Kardinal Lehmann über die Amtszeit Benedikt XVI.

"Der Papst hat manchen überrascht"

Kardinal Karl Lehmann hat zum 80. Geburtstag Papst Benedikt XVI.
dessen Amtsführung gewürdigt. Der Papst aus Deutschland habe in den vergangenen zwei Jahren viele Beobachter durch Gesten, Personalentscheidungen und sein Lehrschreiben überrascht, sagte der Vorsitzende der Deutschen Bischofskonferenz im Interview der Katholischen Nachrichten-Agentur (KNA) in Bonn. Er sei in der Öffentlichkeit eindrucksvoll präsent, ohne dabei seinen Vorgänger zu kopieren.

 (DR)

KNA: Herr Kardinal, zwei Jahre ist der Papst jetzt im Amt. Am 16. April wird er 80 Jahre alt. Was prägt nach Ihrer Ansicht die bisherige Amtszeit?

Lehmann: Der Papst hat manchen überrascht, der ihn vorschnell beurteilen zu können glaubte. Ich denke an manche Personalentscheidung, etwa die des neuen Pressesprechers, des Jesuitenpaters Federico Lombardi. Ich denke an manche überraschende Begegnung - etwa mit Hans Küng. Ich denke an die erste Enzyklika "Deus Caritas est" oder an seinen Umgang mit den Jugendlichen beim Weltjugendtag: Wer hätte das zum Amtsbeginn vorausgesagt? Es bewahrheitet sich, dass man mit dem Schubladendenken nicht weiter kommt. Freilich muss sich jetzt auch konkret zeigen, wohin die Reise geht.

KNA: Was sind die wichtigsten theologischen Akzente, die Benedikt XVI. setzt?
════════════════════
- _Aufgaben_:
1/ Gib den Abschnitt des Interviews mit Kardinal Lehmann wieder, beginnend bei „Kardinal Karl Lehmann“ und endend bei „die bisherige Amtszeit?“, und tausche dabei „Öffentlichkeit“ gegen „Gesellschaft“ aus.
2/ Schreibe das Interview mit Kardinal Lehmann über die Amtszeit Benedikts XVI. ab seinem letzten Satz weiter.
Die Daten haben keinen Bezug zum Interview mit Kardinal Lehmann.
════════════════════
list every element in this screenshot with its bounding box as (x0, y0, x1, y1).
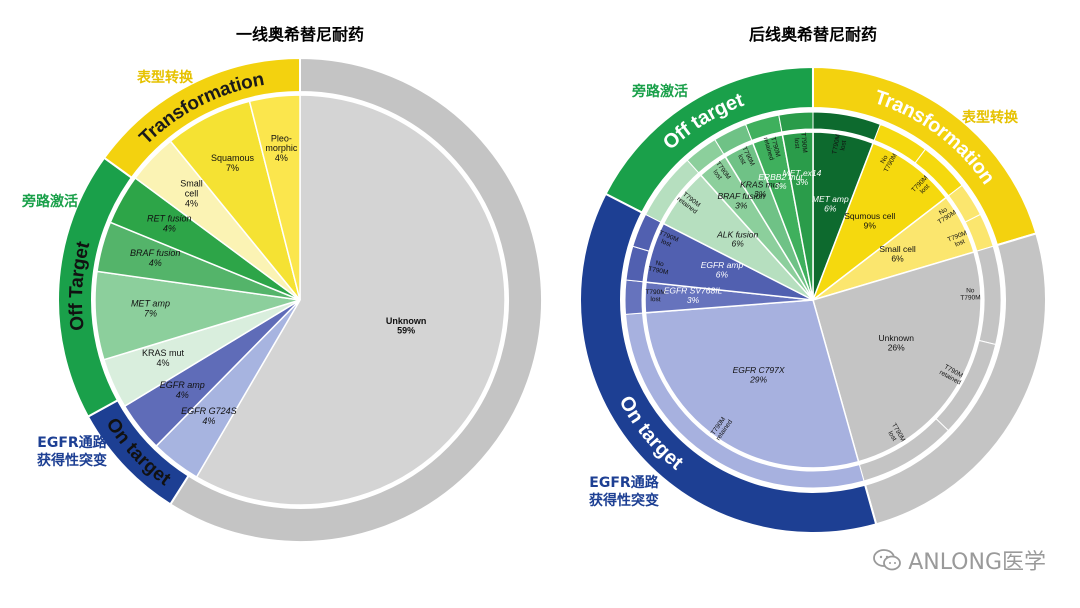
slice-label-alk-fusion: ALK fusion 6% (716, 229, 758, 248)
slice-label-kras-mut: KRAS mut 4% (142, 348, 185, 368)
mid-ring-t790m-lost (778, 111, 814, 133)
slice-label-small-cell: Small cell 6% (879, 244, 915, 263)
wechat-icon (873, 549, 902, 571)
slice-label-small-cell: Small cell 4% (180, 179, 203, 209)
watermark-text: ANLONG医学 (908, 550, 1046, 575)
slice-label-braf-fusion: BRAF fusion 4% (130, 248, 180, 268)
slice-label-met-ex14: MET ex14 3% (783, 168, 822, 187)
slice-label-kras-mut: KRAS mut 3% (740, 180, 780, 199)
slice-label-braf-fusion: BRAF fusion 3% (718, 191, 766, 210)
chart-title: 一线奥希替尼耐药 (236, 25, 364, 44)
mid-label-no-t790m: NoT790M (960, 287, 981, 302)
group-cn-on-target: EGFR通路获得性突变 (589, 474, 660, 509)
slice-label-egfr-g724s: EGFR G724S 4% (181, 406, 237, 426)
watermark: ANLONG医学 (872, 544, 1046, 576)
slice-egfr-c797x (644, 299, 860, 469)
slice-label-unknown: Unknown 59% (386, 316, 427, 336)
group-cn-transformation: 表型转换 (136, 69, 194, 86)
slice-label-egfr-sv768il: EGFR SV768IL 3% (664, 285, 723, 304)
slice-label-met-amp: MET amp 6% (812, 194, 849, 213)
slice-label-met-amp: MET amp 7% (131, 299, 170, 319)
slice-pleo-morphic (248, 94, 301, 301)
slice-label-unknown: Unknown 26% (879, 333, 915, 352)
slice-label-egfr-amp: EGFR amp 4% (160, 380, 205, 400)
mid-label-no-t790m: NoT790M (648, 259, 671, 277)
slice-label-ret-fusion: RET fusion 4% (147, 213, 192, 233)
group-cn-off-target: 旁路激活 (631, 83, 688, 100)
ring-unknown (168, 56, 543, 543)
group-cn-transformation: 表型转换 (961, 109, 1019, 126)
mid-ring-no-t790m (625, 245, 650, 283)
slice-unknown (812, 251, 982, 463)
mid-ring-t790m-lost (624, 279, 644, 315)
chart-title: 后线奥希替尼耐药 (749, 25, 877, 44)
mid-label-t790m-lost: T790Mlost (645, 289, 665, 303)
slice-unknown (195, 94, 506, 506)
ring-transformation (102, 56, 301, 180)
slice-label-squamous: Squamous 7% (211, 153, 255, 173)
group-cn-off-target: 旁路激活 (21, 193, 78, 210)
slice-label-egfr-c797x: EGFR C797X 29% (733, 365, 785, 384)
mid-label-t790m-lost: T790Mlost (792, 132, 808, 153)
group-cn-on-target: EGFR通路获得性突变 (37, 434, 108, 469)
ring-on-target (579, 192, 878, 534)
slice-label-egfr-amp: EGFR amp 6% (701, 260, 744, 279)
slice-met-ex14 (781, 131, 814, 301)
slice-label-pleo-morphic: Pleo-morphic 4% (265, 133, 298, 163)
slice-label-erbb2-mut: ERBB2 mut 3% (758, 172, 803, 191)
slice-squmous-cell (811, 142, 948, 303)
slice-label-squmous-cell: Squmous cell 9% (844, 211, 895, 230)
mid-label-t790m-lost: T790Mlost (831, 134, 849, 156)
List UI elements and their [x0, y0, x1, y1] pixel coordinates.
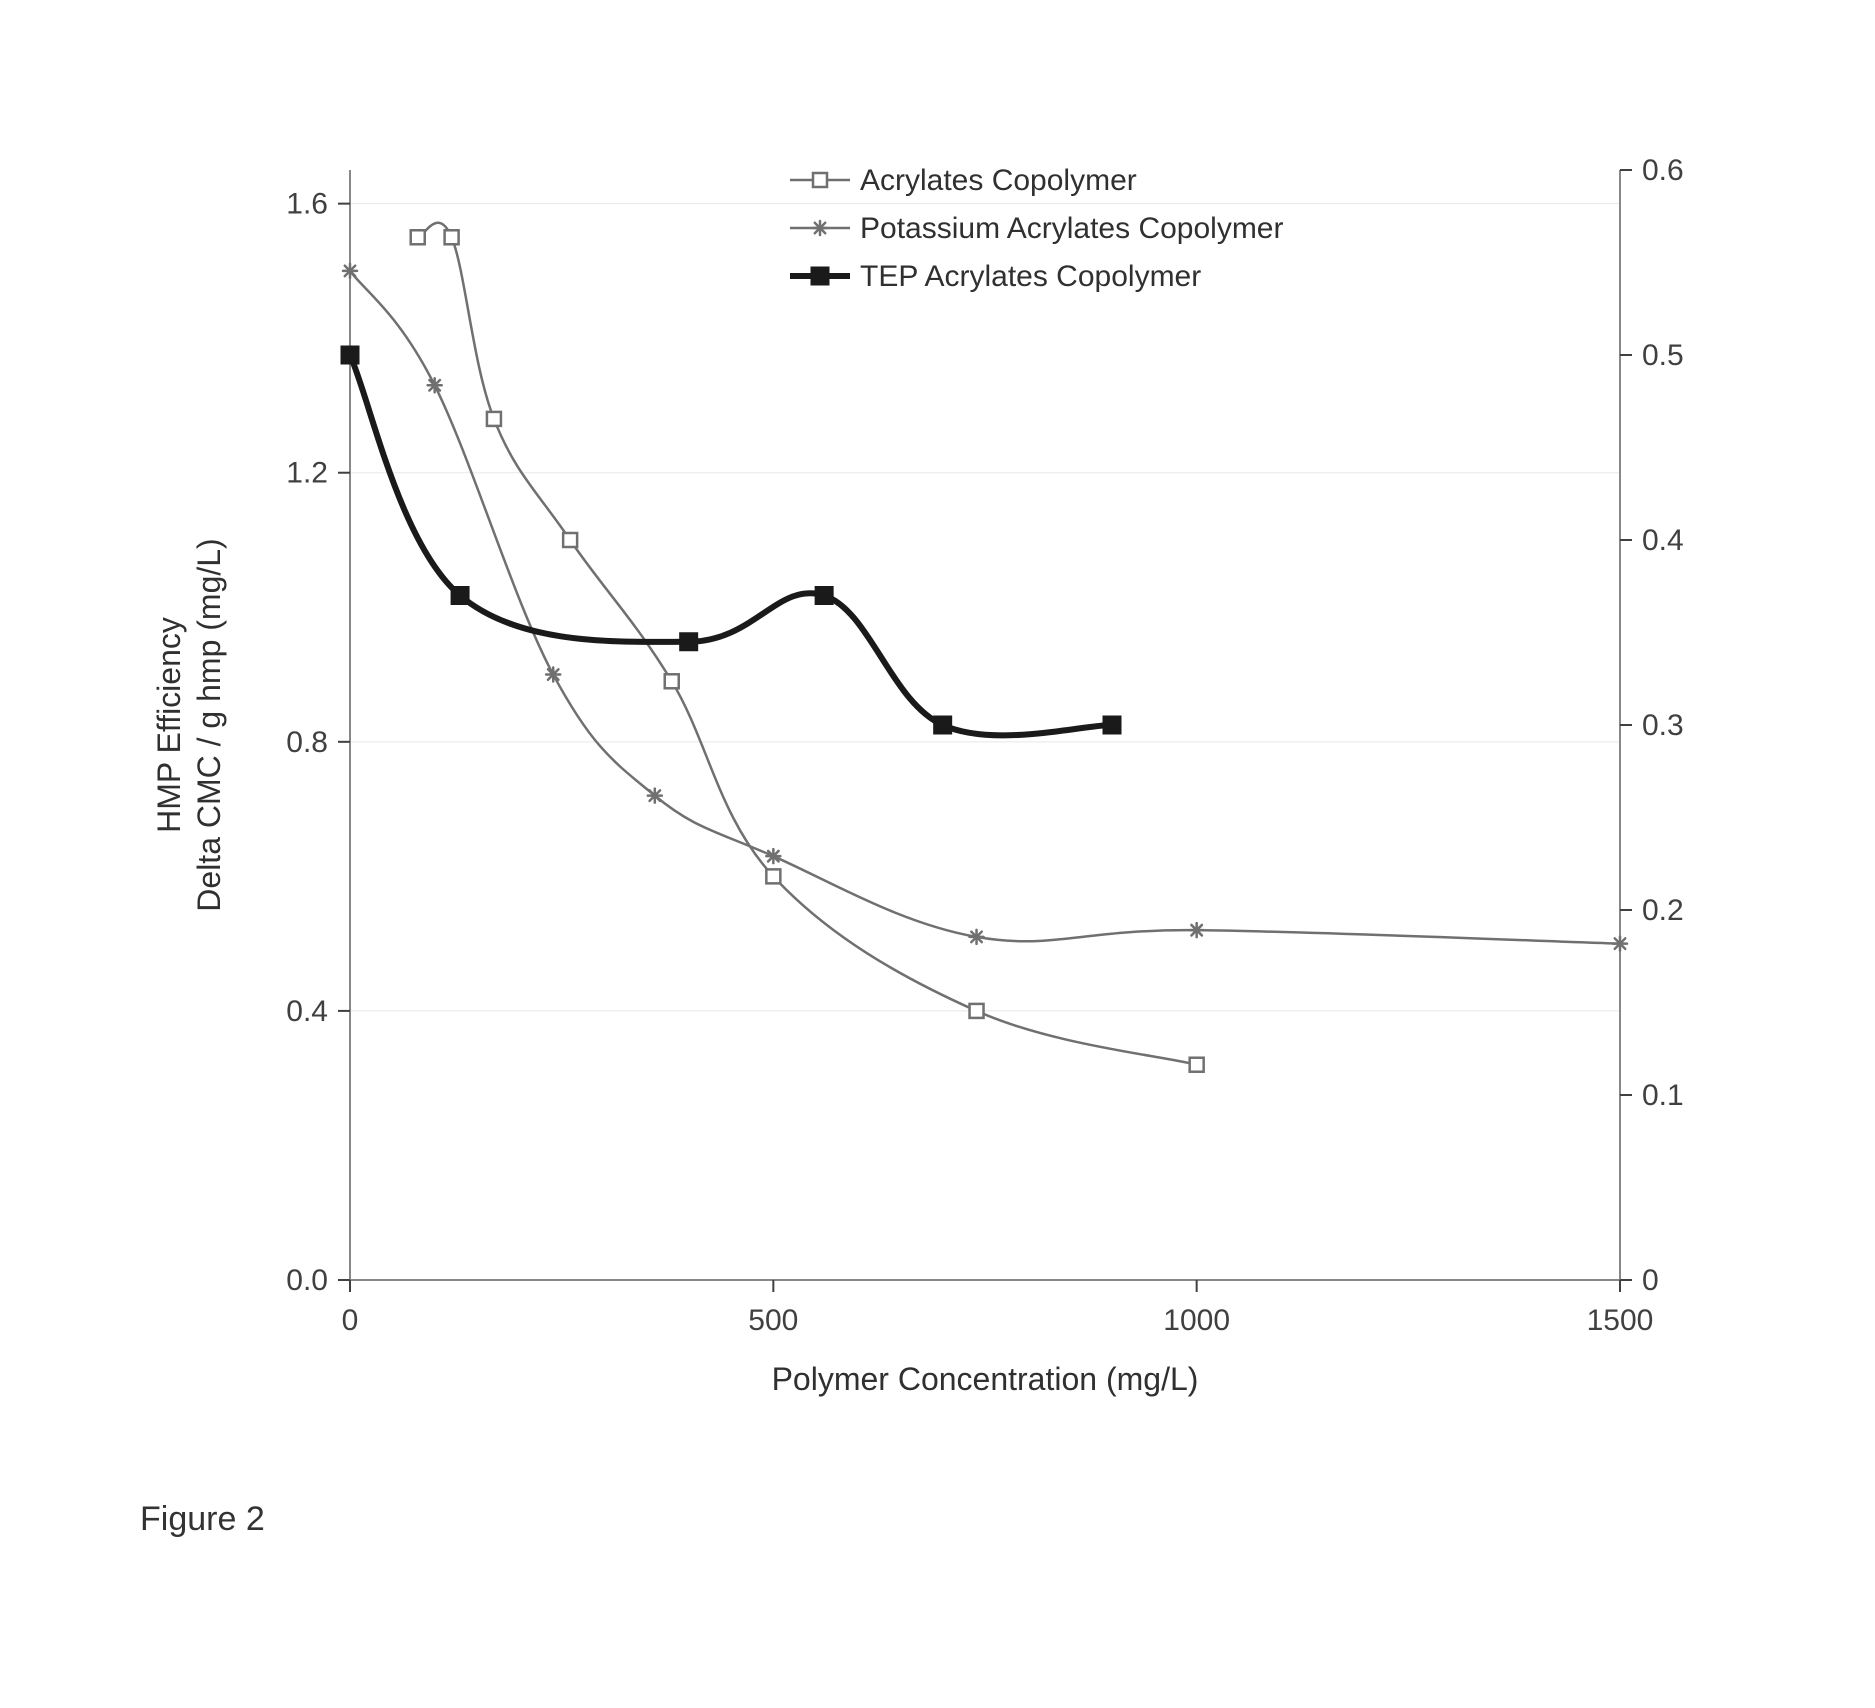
════════════════════
- _Lösungen_:
1/
Kardinal Karl Lehmann hat zum 80. Geburtstag Papst Benedikt XVI.
dessen Amtsführung gewürdigt. Der Papst aus Deutschland habe in den vergangenen zwei Jahren viele Beobachter durch Gesten, Personalentscheidungen und sein Lehrschreiben überrascht, sagte der Vorsitzende der Deutschen Bischofskonferenz im Interview der Katholischen Nachrichten-Agentur (KNA) in Bonn. Er sei in der Gesellschaft eindrucksvoll präsent, ohne dabei seinen Vorgänger zu kopieren.

 (DR)

KNA: Herr Kardinal, zwei Jahre ist der Papst jetzt im Amt. Am 16. April wird er 80 Jahre alt. Was prägt nach Ihrer Ansicht die bisherige Amtszeit?

2/
Lehmann: Der Papst kommt theologisch vom Zweiten Vatikanischen Konzil, bei dem er als junger Professor als Berater von Kardinal Frings wichtige Dienste geleistet hat. Die Ökumene - besonders mit den christlichen Kirchen des Ostens - ist ihm ein wichtiges Anliegen. Es kommt ihm darauf an, grundlegende Linien des Glaubens aufzuzeigen und so den Glauben auch für das dritte Jahrtausend lebendig und authentisch weiterzugeben.

KNA: Sein Stil unterscheidet sich wesentlich von dem seines Vorgängers. Es gibt weniger Seligsprechungen, weniger Audienzen, weniger Reisen. Schadet das der Kirche, insbesondere in den Ländern des Südens, in denen der Papst deutlich weniger präsent ist?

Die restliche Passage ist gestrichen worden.